DOCUMENT PASSAGE Start Marker

Once a data ingestion path and frequency are selected, the next step is to give each data point meaning via an asset model. For example, the number 72 could be the internal temperature of a pump, the speed of a conveyor, or the humidity of a paint booth. An asset model is critical to associate a measurement and the measurement’s units with the right piece of equipment or phase in a process.
Storing and Processing Data
Next, it’s time to decide how to store, process, and use the data. The use of scalable, serverless, pay-as-you-go services in the cloud is the simplest approach. As a leading cloud provider, AWS offers several cloud-based services to ingest, store, and process IoT data without requiring you to setup or provision underlying infrastructure. For example, AWS IoT SiteWise provides storage of data, asset modeling, and automatic aggregations and calculations on incoming data. This pay-as-you-go approach allows pilots and proof-of-concept projects to be run at low cost.
The easiest approach to reliably moving data from the production floor so it’s available for visualization and analysis is to purchase a qualified device bundled with the required software.
CloudRail provides a packaged approach which can easily handle data from OPC UA servers as well as from IO-Link sensors. Provisioning is done via the CloudRail device management portal, and data is delivered directly to your own AWS cloud account, so you are always in control of your data. With a few clicks, data can be sent automatically to a variety of AWS services, including AWS IoT SiteWise.
There are thousands of sensors available to measure everything from temperature, pressure, distance, vibration, flow rate, and more. As mentioned before, a lot of insight can be gathered with just one or two sensors.

DOCUMENT PASSAGE End Marker
DATASET RECORDS Start Marker

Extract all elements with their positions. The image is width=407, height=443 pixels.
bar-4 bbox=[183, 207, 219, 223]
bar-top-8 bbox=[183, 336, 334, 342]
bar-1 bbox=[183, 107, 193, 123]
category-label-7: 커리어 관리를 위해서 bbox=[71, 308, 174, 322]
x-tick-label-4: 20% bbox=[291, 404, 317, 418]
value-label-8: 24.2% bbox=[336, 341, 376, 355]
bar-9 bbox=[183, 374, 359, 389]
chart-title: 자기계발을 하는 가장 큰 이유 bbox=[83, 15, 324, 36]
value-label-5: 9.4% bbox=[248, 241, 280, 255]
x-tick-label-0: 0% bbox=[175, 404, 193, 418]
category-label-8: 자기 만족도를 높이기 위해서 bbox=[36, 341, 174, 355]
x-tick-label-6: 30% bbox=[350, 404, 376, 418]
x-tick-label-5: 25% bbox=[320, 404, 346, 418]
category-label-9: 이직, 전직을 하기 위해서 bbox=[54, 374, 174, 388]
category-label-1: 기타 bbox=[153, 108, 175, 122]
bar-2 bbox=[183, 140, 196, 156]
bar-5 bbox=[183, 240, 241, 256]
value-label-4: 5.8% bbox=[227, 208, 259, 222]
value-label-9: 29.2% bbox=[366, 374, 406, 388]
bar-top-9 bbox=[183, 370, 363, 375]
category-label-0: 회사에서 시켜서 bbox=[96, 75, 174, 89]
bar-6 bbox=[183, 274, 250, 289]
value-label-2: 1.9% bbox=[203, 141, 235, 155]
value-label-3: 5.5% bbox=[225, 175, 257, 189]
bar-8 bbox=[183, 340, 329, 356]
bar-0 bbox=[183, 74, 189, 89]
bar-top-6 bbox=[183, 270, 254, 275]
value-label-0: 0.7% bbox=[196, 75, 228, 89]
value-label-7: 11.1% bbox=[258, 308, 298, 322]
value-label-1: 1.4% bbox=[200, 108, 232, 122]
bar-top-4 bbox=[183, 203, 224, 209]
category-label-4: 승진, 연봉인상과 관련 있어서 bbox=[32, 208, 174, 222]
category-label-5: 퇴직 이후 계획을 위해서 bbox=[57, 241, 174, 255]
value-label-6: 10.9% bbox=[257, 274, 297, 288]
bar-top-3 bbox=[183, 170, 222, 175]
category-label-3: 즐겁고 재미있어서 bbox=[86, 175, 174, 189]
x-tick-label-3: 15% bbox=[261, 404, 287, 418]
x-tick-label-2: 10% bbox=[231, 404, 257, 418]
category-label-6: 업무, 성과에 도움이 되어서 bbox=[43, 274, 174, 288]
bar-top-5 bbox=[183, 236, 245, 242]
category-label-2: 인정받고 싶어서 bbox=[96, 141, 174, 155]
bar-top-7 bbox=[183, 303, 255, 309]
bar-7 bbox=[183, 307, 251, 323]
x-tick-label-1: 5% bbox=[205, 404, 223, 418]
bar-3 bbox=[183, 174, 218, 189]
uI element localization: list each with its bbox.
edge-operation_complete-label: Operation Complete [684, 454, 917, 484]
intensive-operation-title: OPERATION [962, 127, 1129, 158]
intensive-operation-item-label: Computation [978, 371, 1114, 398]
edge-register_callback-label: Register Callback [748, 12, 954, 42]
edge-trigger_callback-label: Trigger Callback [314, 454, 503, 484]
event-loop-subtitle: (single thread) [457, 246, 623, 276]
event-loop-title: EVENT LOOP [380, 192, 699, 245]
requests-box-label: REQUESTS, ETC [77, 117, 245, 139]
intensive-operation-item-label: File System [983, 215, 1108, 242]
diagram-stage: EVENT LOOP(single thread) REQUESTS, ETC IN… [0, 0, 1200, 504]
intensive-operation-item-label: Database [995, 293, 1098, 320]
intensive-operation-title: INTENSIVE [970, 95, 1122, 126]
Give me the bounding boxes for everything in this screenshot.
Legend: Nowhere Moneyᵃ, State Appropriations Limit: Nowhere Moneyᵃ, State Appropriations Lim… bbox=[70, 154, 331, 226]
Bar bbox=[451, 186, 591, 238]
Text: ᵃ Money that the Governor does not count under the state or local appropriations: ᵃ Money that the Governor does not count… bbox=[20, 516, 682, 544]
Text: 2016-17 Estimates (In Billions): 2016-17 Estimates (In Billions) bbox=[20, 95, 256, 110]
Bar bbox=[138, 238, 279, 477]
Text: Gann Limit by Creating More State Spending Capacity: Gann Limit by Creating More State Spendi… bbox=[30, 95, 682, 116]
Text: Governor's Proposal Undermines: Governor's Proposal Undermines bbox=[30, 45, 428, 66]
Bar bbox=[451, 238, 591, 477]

DATASET RECORDS End Marker

◆ WHAT IS EXPECTED ◆
Please copy the passage on industrial IoT data above, everything from "The easiest approach" down to "or two sensors.", substituting "detectors" for each "sensors".

◆ SOLUTION TO THIS EXERCISE ◆
The easiest approach to reliably moving data from the production floor so it’s available for visualization and analysis is to purchase a qualified device bundled with the required software.
CloudRail provides a packaged approach which can easily handle data from OPC UA servers as well as from IO-Link detectors. Provisioning is done via the CloudRail device management portal, and data is delivered directly to your own AWS cloud account, so you are always in control of your data. With a few clicks, data can be sent automatically to a variety of AWS services, including AWS IoT SiteWise.
There are thousands of detectors available to measure everything from temperature, pressure, distance, vibration, flow rate, and more. As mentioned before, a lot of insight can be gathered with just one or two detectors.